What to produce:
Every record here needs to be written out again exactly.

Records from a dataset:
####################
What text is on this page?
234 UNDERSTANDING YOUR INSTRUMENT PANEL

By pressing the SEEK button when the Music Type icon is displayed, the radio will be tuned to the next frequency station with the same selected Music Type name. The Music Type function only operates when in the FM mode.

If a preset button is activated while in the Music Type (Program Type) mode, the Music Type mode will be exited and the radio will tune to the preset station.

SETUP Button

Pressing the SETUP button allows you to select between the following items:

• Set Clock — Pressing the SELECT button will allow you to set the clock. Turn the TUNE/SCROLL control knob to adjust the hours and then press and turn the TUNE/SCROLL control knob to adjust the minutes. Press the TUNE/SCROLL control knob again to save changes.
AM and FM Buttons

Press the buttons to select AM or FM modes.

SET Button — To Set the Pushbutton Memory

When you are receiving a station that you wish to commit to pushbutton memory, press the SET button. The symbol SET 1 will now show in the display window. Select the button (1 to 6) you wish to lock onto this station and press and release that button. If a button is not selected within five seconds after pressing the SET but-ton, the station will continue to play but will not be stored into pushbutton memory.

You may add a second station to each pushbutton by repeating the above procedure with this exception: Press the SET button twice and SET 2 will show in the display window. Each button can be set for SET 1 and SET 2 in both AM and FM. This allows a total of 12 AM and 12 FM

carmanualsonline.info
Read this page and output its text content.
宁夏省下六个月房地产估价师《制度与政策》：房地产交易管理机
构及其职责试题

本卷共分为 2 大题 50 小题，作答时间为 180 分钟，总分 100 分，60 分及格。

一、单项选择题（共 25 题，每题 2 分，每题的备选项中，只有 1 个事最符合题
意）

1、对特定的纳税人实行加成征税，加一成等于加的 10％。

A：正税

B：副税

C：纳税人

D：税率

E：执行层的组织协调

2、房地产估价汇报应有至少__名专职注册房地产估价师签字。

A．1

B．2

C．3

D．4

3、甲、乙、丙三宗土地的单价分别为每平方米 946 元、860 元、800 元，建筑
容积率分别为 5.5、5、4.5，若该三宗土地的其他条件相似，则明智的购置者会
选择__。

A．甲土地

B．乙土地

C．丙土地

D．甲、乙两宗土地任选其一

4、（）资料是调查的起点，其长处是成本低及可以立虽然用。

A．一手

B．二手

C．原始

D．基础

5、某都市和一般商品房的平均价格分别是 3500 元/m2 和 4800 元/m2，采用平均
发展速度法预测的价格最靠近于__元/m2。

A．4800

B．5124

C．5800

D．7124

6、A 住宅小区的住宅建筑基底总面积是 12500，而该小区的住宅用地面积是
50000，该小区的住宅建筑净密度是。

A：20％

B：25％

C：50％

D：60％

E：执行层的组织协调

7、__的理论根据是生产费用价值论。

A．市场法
####################
Finished exercise:
What text is on this page?
234 UNDERSTANDING YOUR INSTRUMENT PANEL

By pressing the SEEK button when the Music Type icon is displayed, the radio will be tuned to the next frequency station with the same selected Music Type name. The Music Type function only operates when in the FM mode.

If a preset button is activated while in the Music Type (Program Type) mode, the Music Type mode will be exited and the radio will tune to the preset station.

SETUP Button

Pressing the SETUP button allows you to select between the following items:

• Set Clock — Pressing the SELECT button will allow you to set the clock. Turn the TUNE/SCROLL control knob to adjust the hours and then press and turn the TUNE/SCROLL control knob to adjust the minutes. Press the TUNE/SCROLL control knob again to save changes.
AM and FM Buttons

Press the buttons to select AM or FM modes.

SET Button — To Set the Pushbutton Memory

When you are receiving a station that you wish to commit to pushbutton memory, press the SET button. The symbol SET 1 will now show in the display window. Select the button (1 to 6) you wish to lock onto this station and press and release that button. If a button is not selected within five seconds after pressing the SET but-ton, the station will continue to play but will not be stored into pushbutton memory.

You may add a second station to each pushbutton by repeating the above procedure with this exception: Press the SET button twice and SET 2 will show in the display window. Each button can be set for SET 1 and SET 2 in both AM and FM. This allows a total of 12 AM and 12 FM

carmanualsonline.info
Read this page and output its text content.
宁夏省下六个月房地产估价师《制度与政策》：房地产交易管理机
构及其职责试题

本卷共分为 2 大题 50 小题，作答时间为 180 分钟，总分 100 分，60 分及格。

一、单项选择题（共 25 题，每题 2 分，每题的备选项中，只有 1 个事最符合题
意）

1、对特定的纳税人实行加成征税，加一成等于加的 10％。

A：正税

B：副税

C：纳税人

D：税率

E：执行层的组织协调

2、房地产估价汇报应有至少__名专职注册房地产估价师签字。

A．1

B．2

C．3

D．4

3、甲、乙、丙三宗土地的单价分别为每平方米 946 元、860 元、800 元，建筑
容积率分别为 5.5、5、4.5，若该三宗土地的其他条件相似，则明智的购置者会
选择__。

A．甲土地

B．乙土地

C．丙土地

D．甲、乙两宗土地任选其一

4、（）资料是调查的起点，其长处是成本低及可以立虽然用。

A．一手

B．二手

C．原始

D．基础

5、某都市和一般商品房的平均价格分别是 3500 元/m2 和 4800 元/m2，采用平均
发展速度法预测的价格最靠近于__元/m2。

A．4800

B．5124

C．5800

D．7124

6、A 住宅小区的住宅建筑基底总面积是 12500，而该小区的住宅用地面积是
50000，该小区的住宅建筑净密度是。

A：20％

B：25％

C：50％

D：60％

E：执行层的组织协调

7、__的理论根据是生产费用价值论。

A．市场法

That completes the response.